**REQUIRED TASK:** Locate the lines of the listing below that hold "document", then copy each of them.

**STORED RECORDS:**
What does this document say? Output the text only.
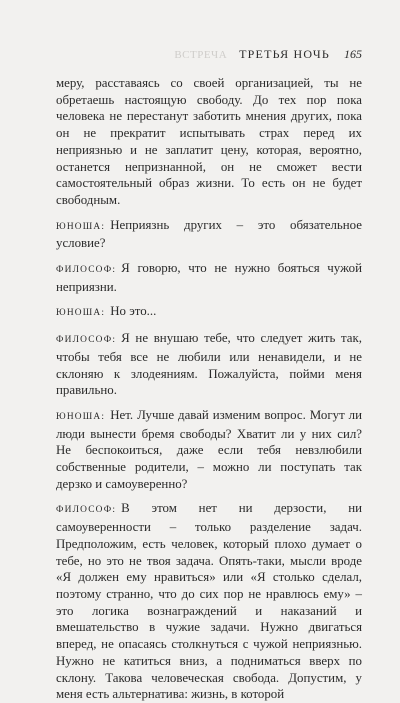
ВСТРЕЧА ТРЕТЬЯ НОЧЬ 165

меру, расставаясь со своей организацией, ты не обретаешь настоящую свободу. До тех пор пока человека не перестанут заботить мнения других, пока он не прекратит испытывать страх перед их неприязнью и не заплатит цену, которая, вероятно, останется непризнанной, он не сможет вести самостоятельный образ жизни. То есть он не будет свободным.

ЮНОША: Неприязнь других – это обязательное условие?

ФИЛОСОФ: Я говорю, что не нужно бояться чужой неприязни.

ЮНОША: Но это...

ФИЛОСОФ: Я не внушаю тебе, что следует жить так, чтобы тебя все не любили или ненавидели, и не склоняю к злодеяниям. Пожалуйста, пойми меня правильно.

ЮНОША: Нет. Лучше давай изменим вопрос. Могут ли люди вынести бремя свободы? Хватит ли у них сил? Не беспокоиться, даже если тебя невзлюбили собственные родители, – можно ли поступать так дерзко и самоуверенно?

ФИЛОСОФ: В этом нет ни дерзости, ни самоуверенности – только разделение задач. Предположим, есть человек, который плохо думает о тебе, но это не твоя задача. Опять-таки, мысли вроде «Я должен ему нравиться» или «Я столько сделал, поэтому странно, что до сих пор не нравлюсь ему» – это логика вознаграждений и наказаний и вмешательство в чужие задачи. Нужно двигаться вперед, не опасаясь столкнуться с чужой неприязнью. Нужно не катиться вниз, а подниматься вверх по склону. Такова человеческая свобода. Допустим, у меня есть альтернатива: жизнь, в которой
--
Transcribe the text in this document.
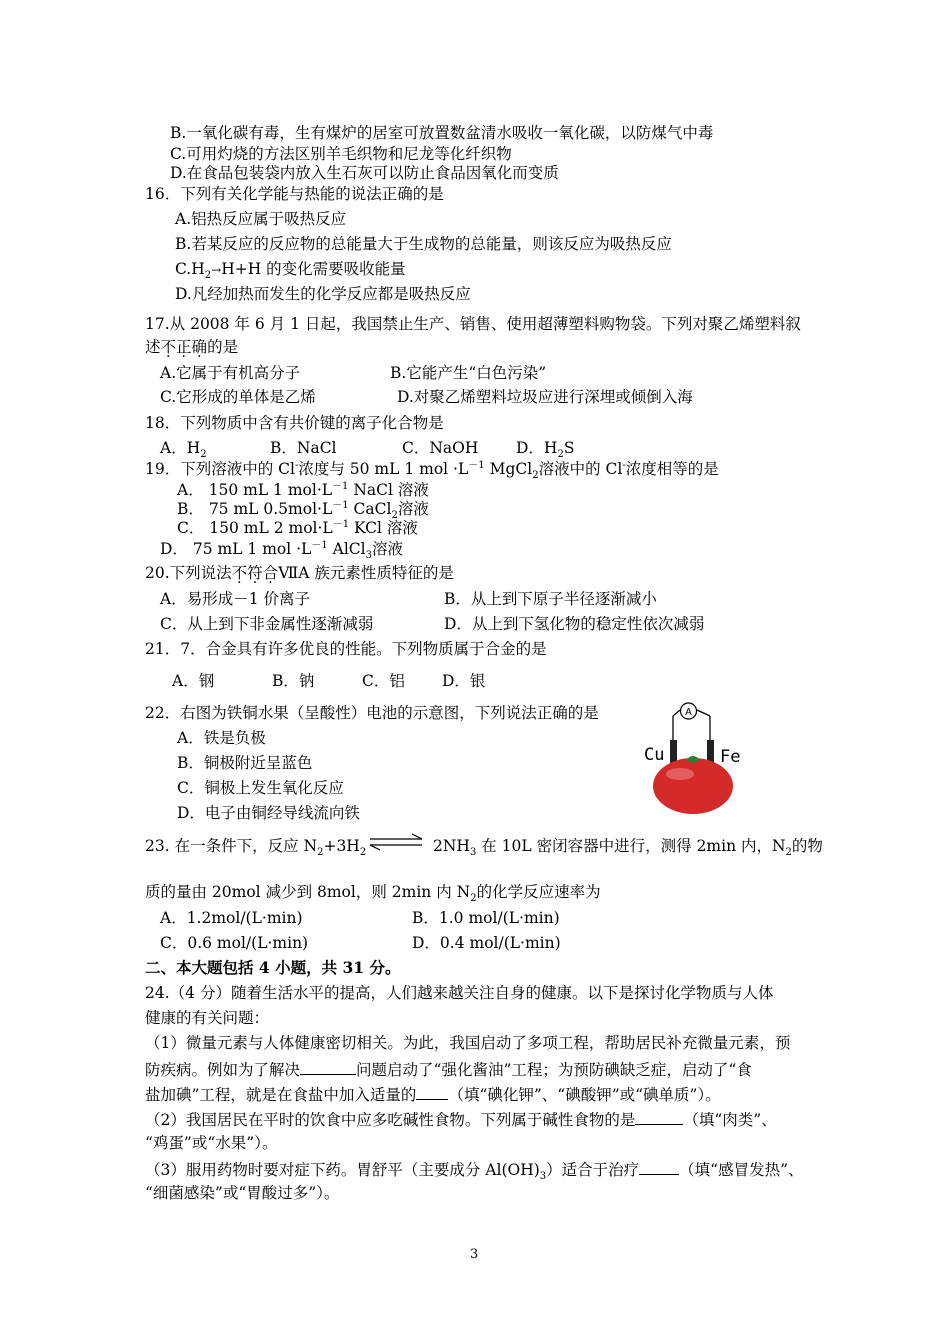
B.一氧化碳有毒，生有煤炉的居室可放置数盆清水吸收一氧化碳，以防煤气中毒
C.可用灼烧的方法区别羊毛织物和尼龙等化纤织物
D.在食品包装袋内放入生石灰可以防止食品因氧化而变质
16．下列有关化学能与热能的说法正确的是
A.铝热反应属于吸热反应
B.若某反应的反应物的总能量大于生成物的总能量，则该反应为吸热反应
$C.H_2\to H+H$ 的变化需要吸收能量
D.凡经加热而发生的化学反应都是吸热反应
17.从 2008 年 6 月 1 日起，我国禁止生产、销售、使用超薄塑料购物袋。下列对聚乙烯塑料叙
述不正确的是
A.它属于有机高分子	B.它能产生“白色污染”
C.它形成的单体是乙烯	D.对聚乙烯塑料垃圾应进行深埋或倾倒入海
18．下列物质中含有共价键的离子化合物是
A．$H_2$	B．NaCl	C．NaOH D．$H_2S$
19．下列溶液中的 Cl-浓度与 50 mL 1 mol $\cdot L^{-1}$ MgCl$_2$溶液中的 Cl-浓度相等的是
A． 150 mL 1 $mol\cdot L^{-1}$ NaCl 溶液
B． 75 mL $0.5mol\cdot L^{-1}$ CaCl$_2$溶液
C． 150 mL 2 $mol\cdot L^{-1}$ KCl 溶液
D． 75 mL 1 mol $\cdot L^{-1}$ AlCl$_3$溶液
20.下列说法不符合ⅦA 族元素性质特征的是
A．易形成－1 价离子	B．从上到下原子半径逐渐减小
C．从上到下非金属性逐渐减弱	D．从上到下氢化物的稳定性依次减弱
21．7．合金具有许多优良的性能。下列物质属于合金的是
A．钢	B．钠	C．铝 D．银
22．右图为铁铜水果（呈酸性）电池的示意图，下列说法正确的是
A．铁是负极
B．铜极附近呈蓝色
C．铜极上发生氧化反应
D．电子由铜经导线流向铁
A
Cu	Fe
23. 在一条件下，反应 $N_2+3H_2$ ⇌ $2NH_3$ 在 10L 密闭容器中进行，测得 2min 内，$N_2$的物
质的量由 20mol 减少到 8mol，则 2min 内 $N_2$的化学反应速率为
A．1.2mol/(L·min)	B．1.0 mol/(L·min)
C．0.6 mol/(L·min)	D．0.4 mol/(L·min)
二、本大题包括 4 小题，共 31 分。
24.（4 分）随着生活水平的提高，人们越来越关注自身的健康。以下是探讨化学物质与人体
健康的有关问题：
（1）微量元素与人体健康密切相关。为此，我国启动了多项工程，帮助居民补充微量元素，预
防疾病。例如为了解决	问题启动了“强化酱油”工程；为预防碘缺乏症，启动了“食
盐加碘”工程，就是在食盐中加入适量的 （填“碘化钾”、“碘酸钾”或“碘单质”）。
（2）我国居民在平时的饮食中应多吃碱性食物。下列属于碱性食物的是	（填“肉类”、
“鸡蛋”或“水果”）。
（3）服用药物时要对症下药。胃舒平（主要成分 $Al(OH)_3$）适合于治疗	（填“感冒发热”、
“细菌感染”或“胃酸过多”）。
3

**SOLUTION FOR THIS PROBLEM:**
What does this document say? Output the text only.
Transcribe the text in this document.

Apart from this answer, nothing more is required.